(Records from a collection)
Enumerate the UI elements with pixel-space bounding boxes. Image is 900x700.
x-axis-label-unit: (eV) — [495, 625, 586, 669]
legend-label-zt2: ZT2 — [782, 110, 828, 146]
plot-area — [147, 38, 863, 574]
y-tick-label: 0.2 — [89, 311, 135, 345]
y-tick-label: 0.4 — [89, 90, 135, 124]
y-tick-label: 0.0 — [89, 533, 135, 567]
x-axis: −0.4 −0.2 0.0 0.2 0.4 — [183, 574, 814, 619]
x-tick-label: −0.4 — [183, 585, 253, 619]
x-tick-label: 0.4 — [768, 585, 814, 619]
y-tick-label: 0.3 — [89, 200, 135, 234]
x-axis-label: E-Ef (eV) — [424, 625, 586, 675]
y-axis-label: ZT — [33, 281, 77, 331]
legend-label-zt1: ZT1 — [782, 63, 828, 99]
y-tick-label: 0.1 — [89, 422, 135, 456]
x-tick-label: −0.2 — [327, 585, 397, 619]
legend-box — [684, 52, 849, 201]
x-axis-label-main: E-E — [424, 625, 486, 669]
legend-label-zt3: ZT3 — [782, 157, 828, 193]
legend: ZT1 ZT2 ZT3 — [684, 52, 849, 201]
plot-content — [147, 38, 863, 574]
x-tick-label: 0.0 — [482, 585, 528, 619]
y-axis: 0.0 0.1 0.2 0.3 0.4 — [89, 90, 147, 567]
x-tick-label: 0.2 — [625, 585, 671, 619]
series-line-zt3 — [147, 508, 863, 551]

What you have to do
List every line above that contains the string "axis".

Reply to the exercise
x-axis-label-unit: (eV) — [495, 625, 586, 669]
x-axis: −0.4 −0.2 0.0 0.2 0.4 — [183, 574, 814, 619]
x-axis-label: E-Ef (eV) — [424, 625, 586, 675]
y-axis-label: ZT — [33, 281, 77, 331]
x-axis-label-main: E-E — [424, 625, 486, 669]
y-axis: 0.0 0.1 0.2 0.3 0.4 — [89, 90, 147, 567]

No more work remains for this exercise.